Recorded data:
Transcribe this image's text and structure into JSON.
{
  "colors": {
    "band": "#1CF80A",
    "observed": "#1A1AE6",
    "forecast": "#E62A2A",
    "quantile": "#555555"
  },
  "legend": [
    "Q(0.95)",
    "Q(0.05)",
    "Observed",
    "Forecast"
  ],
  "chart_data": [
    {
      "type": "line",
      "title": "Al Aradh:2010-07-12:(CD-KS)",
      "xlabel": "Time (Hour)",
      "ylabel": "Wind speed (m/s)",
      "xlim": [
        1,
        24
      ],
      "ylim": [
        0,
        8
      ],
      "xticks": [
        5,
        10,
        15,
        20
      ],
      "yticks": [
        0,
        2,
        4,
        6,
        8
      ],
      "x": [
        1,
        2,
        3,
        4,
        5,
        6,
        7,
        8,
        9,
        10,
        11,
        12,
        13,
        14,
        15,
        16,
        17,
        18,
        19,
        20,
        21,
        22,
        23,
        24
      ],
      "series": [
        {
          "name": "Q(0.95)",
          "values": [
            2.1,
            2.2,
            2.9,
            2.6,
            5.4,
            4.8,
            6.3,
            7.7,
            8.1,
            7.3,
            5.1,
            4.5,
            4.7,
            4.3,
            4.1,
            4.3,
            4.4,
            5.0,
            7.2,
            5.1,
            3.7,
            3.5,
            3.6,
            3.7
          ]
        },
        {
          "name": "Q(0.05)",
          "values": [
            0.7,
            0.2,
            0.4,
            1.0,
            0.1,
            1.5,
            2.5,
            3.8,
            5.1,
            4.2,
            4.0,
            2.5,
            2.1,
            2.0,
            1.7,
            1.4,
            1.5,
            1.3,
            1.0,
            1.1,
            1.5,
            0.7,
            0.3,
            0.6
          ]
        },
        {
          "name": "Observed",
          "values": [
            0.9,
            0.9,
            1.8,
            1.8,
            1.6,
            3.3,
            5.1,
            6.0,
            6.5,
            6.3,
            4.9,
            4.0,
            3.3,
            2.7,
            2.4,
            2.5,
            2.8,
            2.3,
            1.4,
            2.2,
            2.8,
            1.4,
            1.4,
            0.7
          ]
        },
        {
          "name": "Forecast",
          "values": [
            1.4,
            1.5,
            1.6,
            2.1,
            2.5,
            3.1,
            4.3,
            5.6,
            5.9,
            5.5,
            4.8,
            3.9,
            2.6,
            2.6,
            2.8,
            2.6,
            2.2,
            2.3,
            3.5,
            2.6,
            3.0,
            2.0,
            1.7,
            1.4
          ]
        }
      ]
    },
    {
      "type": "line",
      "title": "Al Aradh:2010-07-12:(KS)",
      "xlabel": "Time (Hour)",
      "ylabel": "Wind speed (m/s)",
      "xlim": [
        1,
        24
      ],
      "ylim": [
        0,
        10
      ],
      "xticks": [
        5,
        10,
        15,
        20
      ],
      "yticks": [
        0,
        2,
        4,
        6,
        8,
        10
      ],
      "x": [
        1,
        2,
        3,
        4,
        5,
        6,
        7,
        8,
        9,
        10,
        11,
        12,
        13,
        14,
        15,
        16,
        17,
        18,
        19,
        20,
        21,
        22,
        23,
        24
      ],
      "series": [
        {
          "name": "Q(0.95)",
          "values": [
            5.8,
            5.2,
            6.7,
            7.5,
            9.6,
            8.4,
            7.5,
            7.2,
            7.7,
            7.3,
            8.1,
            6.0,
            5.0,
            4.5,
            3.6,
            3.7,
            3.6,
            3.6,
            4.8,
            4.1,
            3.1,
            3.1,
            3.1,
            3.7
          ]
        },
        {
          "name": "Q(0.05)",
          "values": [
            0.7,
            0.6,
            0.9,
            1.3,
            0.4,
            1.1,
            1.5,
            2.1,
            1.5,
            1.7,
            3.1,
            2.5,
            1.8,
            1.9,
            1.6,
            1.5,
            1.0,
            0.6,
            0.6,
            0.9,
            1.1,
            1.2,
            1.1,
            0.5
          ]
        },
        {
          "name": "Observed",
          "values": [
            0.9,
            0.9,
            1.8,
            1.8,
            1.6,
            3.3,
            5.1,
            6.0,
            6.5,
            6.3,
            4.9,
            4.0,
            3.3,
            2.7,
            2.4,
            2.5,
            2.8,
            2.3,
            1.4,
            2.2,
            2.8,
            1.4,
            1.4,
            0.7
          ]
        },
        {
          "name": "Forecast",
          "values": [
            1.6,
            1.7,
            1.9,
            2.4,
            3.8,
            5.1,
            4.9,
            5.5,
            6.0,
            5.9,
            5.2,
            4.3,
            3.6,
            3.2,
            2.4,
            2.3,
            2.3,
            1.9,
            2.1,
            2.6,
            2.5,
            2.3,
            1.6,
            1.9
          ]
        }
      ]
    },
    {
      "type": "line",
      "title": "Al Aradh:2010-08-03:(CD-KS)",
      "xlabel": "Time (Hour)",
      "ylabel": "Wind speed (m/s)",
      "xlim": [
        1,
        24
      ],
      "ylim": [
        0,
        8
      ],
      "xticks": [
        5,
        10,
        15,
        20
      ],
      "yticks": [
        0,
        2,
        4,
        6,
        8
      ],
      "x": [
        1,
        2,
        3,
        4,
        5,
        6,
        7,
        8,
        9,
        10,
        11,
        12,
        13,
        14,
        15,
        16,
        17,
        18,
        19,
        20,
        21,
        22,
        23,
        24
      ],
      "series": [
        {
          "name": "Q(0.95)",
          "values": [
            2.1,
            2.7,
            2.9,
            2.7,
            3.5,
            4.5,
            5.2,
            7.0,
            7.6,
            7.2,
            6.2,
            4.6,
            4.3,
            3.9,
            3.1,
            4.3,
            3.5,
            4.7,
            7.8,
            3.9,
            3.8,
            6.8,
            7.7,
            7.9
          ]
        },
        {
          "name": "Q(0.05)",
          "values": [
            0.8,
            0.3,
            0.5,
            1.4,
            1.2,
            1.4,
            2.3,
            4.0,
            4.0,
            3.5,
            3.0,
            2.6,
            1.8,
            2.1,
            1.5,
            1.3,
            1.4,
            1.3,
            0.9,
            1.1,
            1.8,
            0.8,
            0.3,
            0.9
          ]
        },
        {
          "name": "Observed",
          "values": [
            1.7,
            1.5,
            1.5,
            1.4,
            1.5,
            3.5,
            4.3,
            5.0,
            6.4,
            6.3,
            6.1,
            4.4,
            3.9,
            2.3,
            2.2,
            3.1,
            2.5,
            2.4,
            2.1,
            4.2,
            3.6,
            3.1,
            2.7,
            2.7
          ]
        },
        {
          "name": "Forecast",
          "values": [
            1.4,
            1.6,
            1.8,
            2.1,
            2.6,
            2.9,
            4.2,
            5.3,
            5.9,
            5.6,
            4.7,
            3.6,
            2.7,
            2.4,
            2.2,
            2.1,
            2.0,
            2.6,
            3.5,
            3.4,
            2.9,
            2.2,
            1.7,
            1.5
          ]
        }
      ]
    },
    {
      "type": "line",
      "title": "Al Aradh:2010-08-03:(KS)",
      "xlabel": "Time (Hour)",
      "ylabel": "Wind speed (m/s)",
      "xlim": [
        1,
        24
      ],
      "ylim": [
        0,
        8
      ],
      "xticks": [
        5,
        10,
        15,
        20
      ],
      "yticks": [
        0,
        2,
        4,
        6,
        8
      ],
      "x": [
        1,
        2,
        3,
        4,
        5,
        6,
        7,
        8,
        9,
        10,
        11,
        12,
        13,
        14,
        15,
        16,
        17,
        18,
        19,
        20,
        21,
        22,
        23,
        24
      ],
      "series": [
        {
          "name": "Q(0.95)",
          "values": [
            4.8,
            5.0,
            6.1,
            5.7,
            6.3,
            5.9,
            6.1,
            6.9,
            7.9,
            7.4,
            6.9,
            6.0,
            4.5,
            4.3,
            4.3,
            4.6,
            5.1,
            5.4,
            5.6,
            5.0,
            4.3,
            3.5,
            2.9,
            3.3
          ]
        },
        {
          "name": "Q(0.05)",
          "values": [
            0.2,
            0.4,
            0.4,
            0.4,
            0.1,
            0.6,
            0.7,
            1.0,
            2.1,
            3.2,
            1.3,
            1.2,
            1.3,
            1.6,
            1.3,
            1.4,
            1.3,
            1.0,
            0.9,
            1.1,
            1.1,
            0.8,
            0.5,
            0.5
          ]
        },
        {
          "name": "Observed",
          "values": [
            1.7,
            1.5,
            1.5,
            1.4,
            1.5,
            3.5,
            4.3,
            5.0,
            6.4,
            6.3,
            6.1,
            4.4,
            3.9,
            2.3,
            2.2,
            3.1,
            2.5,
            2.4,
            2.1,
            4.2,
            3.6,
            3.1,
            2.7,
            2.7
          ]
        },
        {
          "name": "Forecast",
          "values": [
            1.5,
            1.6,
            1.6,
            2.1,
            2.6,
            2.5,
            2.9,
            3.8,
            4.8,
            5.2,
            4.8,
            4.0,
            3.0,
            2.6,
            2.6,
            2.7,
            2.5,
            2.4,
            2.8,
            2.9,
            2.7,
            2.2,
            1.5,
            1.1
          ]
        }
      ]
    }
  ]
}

◆ **Stated problem**
Give the number of lines where the string "title" occurs, without any further text.

◆ **Written answer**
4